= What to do =
Take the material and output all of it exactly.

==*==

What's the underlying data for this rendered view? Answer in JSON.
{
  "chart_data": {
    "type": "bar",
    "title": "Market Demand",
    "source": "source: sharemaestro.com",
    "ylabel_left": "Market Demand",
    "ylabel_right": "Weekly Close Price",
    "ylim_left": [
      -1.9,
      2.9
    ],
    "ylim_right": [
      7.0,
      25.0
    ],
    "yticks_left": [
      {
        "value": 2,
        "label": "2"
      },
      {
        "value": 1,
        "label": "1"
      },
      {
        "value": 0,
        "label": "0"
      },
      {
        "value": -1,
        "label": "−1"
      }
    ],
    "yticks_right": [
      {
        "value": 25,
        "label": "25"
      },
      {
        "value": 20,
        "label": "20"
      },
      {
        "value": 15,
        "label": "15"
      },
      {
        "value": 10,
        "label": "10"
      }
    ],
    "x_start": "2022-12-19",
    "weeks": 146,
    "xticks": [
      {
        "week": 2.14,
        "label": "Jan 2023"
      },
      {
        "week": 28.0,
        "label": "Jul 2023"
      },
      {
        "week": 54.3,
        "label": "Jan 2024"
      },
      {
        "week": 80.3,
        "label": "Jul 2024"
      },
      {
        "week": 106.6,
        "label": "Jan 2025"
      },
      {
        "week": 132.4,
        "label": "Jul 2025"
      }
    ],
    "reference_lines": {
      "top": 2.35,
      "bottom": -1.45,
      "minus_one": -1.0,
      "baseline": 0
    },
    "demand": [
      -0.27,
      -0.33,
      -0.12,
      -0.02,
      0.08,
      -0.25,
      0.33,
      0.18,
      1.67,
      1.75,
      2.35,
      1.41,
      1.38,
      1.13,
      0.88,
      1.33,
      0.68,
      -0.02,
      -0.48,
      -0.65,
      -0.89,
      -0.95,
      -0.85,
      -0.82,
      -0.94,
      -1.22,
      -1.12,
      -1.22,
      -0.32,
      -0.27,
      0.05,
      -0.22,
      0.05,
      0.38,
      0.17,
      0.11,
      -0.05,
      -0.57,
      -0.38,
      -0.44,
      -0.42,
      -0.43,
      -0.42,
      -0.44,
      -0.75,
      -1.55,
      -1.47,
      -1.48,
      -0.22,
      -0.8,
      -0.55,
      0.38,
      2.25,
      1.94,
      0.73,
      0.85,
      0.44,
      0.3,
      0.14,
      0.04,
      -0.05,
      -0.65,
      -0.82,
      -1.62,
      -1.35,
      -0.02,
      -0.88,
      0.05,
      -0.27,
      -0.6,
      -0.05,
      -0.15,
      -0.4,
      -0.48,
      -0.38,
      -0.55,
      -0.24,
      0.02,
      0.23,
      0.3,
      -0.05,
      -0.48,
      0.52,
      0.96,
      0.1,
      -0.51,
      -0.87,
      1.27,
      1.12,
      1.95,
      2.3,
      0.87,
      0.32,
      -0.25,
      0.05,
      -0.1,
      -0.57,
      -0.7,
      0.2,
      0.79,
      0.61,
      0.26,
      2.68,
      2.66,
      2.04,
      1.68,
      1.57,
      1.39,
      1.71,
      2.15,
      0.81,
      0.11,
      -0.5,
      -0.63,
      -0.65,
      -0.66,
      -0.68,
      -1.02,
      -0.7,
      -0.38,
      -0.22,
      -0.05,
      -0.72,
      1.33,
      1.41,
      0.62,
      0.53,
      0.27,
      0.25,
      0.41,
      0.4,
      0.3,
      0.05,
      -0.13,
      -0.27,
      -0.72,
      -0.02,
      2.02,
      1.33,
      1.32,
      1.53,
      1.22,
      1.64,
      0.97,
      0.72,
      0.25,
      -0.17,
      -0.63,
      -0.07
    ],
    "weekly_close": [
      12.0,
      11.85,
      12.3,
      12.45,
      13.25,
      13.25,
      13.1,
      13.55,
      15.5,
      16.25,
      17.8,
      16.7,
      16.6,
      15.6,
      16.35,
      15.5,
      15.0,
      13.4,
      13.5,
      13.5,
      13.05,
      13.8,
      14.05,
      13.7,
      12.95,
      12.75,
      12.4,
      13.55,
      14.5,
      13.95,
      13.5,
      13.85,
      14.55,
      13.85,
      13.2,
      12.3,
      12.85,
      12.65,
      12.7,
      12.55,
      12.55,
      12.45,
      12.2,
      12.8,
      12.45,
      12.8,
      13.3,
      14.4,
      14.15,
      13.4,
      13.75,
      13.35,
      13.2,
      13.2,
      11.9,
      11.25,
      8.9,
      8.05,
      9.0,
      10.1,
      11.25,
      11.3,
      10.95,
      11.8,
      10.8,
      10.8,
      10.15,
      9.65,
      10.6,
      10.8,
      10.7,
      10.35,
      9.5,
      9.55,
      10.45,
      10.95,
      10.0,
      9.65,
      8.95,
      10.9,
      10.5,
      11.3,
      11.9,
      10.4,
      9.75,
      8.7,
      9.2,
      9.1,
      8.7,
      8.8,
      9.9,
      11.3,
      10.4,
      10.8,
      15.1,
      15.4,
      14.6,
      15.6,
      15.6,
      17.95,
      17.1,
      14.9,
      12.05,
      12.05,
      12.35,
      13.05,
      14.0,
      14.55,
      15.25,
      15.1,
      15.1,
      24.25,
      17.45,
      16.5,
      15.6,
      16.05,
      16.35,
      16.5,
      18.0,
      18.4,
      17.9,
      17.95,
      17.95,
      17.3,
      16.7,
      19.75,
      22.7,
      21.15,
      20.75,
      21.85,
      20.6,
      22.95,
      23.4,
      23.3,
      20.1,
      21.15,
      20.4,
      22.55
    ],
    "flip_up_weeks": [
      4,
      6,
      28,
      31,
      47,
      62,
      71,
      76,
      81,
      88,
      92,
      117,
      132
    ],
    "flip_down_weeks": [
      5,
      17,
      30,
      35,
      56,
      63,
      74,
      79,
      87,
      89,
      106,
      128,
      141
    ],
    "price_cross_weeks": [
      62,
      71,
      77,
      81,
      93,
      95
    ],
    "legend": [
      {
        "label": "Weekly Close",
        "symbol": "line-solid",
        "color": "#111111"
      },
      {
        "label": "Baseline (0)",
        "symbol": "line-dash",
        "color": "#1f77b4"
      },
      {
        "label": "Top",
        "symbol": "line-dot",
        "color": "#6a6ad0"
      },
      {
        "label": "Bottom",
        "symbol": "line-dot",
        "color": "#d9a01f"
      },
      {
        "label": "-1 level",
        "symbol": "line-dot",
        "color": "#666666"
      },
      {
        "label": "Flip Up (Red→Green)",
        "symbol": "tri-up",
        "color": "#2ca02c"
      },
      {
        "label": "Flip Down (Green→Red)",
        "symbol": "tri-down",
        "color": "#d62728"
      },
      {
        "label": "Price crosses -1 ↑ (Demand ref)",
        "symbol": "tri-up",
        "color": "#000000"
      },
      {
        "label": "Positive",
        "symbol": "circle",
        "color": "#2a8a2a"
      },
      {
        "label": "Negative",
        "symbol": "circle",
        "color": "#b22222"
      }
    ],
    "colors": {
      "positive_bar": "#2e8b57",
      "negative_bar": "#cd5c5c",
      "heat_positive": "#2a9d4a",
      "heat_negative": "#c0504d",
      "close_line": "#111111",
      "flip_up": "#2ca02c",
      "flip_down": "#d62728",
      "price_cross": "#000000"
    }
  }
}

==*==

= Answer =
What's the underlying data for this rendered view? Answer in JSON.
{
  "chart_data": {
    "type": "bar",
    "title": "Market Demand",
    "source": "source: sharemaestro.com",
    "ylabel_left": "Market Demand",
    "ylabel_right": "Weekly Close Price",
    "ylim_left": [
      -1.9,
      2.9
    ],
    "ylim_right": [
      7.0,
      25.0
    ],
    "yticks_left": [
      {
        "value": 2,
        "label": "2"
      },
      {
        "value": 1,
        "label": "1"
      },
      {
        "value": 0,
        "label": "0"
      },
      {
        "value": -1,
        "label": "−1"
      }
    ],
    "yticks_right": [
      {
        "value": 25,
        "label": "25"
      },
      {
        "value": 20,
        "label": "20"
      },
      {
        "value": 15,
        "label": "15"
      },
      {
        "value": 10,
        "label": "10"
      }
    ],
    "x_start": "2022-12-19",
    "weeks": 146,
    "xticks": [
      {
        "week": 2.14,
        "label": "Jan 2023"
      },
      {
        "week": 28.0,
        "label": "Jul 2023"
      },
      {
        "week": 54.3,
        "label": "Jan 2024"
      },
      {
        "week": 80.3,
        "label": "Jul 2024"
      },
      {
        "week": 106.6,
        "label": "Jan 2025"
      },
      {
        "week": 132.4,
        "label": "Jul 2025"
      }
    ],
    "reference_lines": {
      "top": 2.35,
      "bottom": -1.45,
      "minus_one": -1.0,
      "baseline": 0
    },
    "demand": [
      -0.27,
      -0.33,
      -0.12,
      -0.02,
      0.08,
      -0.25,
      0.33,
      0.18,
      1.67,
      1.75,
      2.35,
      1.41,
      1.38,
      1.13,
      0.88,
      1.33,
      0.68,
      -0.02,
      -0.48,
      -0.65,
      -0.89,
      -0.95,
      -0.85,
      -0.82,
      -0.94,
      -1.22,
      -1.12,
      -1.22,
      -0.32,
      -0.27,
      0.05,
      -0.22,
      0.05,
      0.38,
      0.17,
      0.11,
      -0.05,
      -0.57,
      -0.38,
      -0.44,
      -0.42,
      -0.43,
      -0.42,
      -0.44,
      -0.75,
      -1.55,
      -1.47,
      -1.48,
      -0.22,
      -0.8,
      -0.55,
      0.38,
      2.25,
      1.94,
      0.73,
      0.85,
      0.44,
      0.3,
      0.14,
      0.04,
      -0.05,
      -0.65,
      -0.82,
      -1.62,
      -1.35,
      -0.02,
      -0.88,
      0.05,
      -0.27,
      -0.6,
      -0.05,
      -0.15,
      -0.4,
      -0.48,
      -0.38,
      -0.55,
      -0.24,
      0.02,
      0.23,
      0.3,
      -0.05,
      -0.48,
      0.52,
      0.96,
      0.1,
      -0.51,
      -0.87,
      1.27,
      1.12,
      1.95,
      2.3,
      0.87,
      0.32,
      -0.25,
      0.05,
      -0.1,
      -0.57,
      -0.7,
      0.2,
      0.79,
      0.61,
      0.26,
      2.68,
      2.66,
      2.04,
      1.68,
      1.57,
      1.39,
      1.71,
      2.15,
      0.81,
      0.11,
      -0.5,
      -0.63,
      -0.65,
      -0.66,
      -0.68,
      -1.02,
      -0.7,
      -0.38,
      -0.22,
      -0.05,
      -0.72,
      1.33,
      1.41,
      0.62,
      0.53,
      0.27,
      0.25,
      0.41,
      0.4,
      0.3,
      0.05,
      -0.13,
      -0.27,
      -0.72,
      -0.02,
      2.02,
      1.33,
      1.32,
      1.53,
      1.22,
      1.64,
      0.97,
      0.72,
      0.25,
      -0.17,
      -0.63,
      -0.07
    ],
    "weekly_close": [
      12.0,
      11.85,
      12.3,
      12.45,
      13.25,
      13.25,
      13.1,
      13.55,
      15.5,
      16.25,
      17.8,
      16.7,
      16.6,
      15.6,
      16.35,
      15.5,
      15.0,
      13.4,
      13.5,
      13.5,
      13.05,
      13.8,
      14.05,
      13.7,
      12.95,
      12.75,
      12.4,
      13.55,
      14.5,
      13.95,
      13.5,
      13.85,
      14.55,
      13.85,
      13.2,
      12.3,
      12.85,
      12.65,
      12.7,
      12.55,
      12.55,
      12.45,
      12.2,
      12.8,
      12.45,
      12.8,
      13.3,
      14.4,
      14.15,
      13.4,
      13.75,
      13.35,
      13.2,
      13.2,
      11.9,
      11.25,
      8.9,
      8.05,
      9.0,
      10.1,
      11.25,
      11.3,
      10.95,
      11.8,
      10.8,
      10.8,
      10.15,
      9.65,
      10.6,
      10.8,
      10.7,
      10.35,
      9.5,
      9.55,
      10.45,
      10.95,
      10.0,
      9.65,
      8.95,
      10.9,
      10.5,
      11.3,
      11.9,
      10.4,
      9.75,
      8.7,
      9.2,
      9.1,
      8.7,
      8.8,
      9.9,
      11.3,
      10.4,
      10.8,
      15.1,
      15.4,
      14.6,
      15.6,
      15.6,
      17.95,
      17.1,
      14.9,
      12.05,
      12.05,
      12.35,
      13.05,
      14.0,
      14.55,
      15.25,
      15.1,
      15.1,
      24.25,
      17.45,
      16.5,
      15.6,
      16.05,
      16.35,
      16.5,
      18.0,
      18.4,
      17.9,
      17.95,
      17.95,
      17.3,
      16.7,
      19.75,
      22.7,
      21.15,
      20.75,
      21.85,
      20.6,
      22.95,
      23.4,
      23.3,
      20.1,
      21.15,
      20.4,
      22.55
    ],
    "flip_up_weeks": [
      4,
      6,
      28,
      31,
      47,
      62,
      71,
      76,
      81,
      88,
      92,
      117,
      132
    ],
    "flip_down_weeks": [
      5,
      17,
      30,
      35,
      56,
      63,
      74,
      79,
      87,
      89,
      106,
      128,
      141
    ],
    "price_cross_weeks": [
      62,
      71,
      77,
      81,
      93,
      95
    ],
    "legend": [
      {
        "label": "Weekly Close",
        "symbol": "line-solid",
        "color": "#111111"
      },
      {
        "label": "Baseline (0)",
        "symbol": "line-dash",
        "color": "#1f77b4"
      },
      {
        "label": "Top",
        "symbol": "line-dot",
        "color": "#6a6ad0"
      },
      {
        "label": "Bottom",
        "symbol": "line-dot",
        "color": "#d9a01f"
      },
      {
        "label": "-1 level",
        "symbol": "line-dot",
        "color": "#666666"
      },
      {
        "label": "Flip Up (Red→Green)",
        "symbol": "tri-up",
        "color": "#2ca02c"
      },
      {
        "label": "Flip Down (Green→Red)",
        "symbol": "tri-down",
        "color": "#d62728"
      },
      {
        "label": "Price crosses -1 ↑ (Demand ref)",
        "symbol": "tri-up",
        "color": "#000000"
      },
      {
        "label": "Positive",
        "symbol": "circle",
        "color": "#2a8a2a"
      },
      {
        "label": "Negative",
        "symbol": "circle",
        "color": "#b22222"
      }
    ],
    "colors": {
      "positive_bar": "#2e8b57",
      "negative_bar": "#cd5c5c",
      "heat_positive": "#2a9d4a",
      "heat_negative": "#c0504d",
      "close_line": "#111111",
      "flip_up": "#2ca02c",
      "flip_down": "#d62728",
      "price_cross": "#000000"
    }
  }
}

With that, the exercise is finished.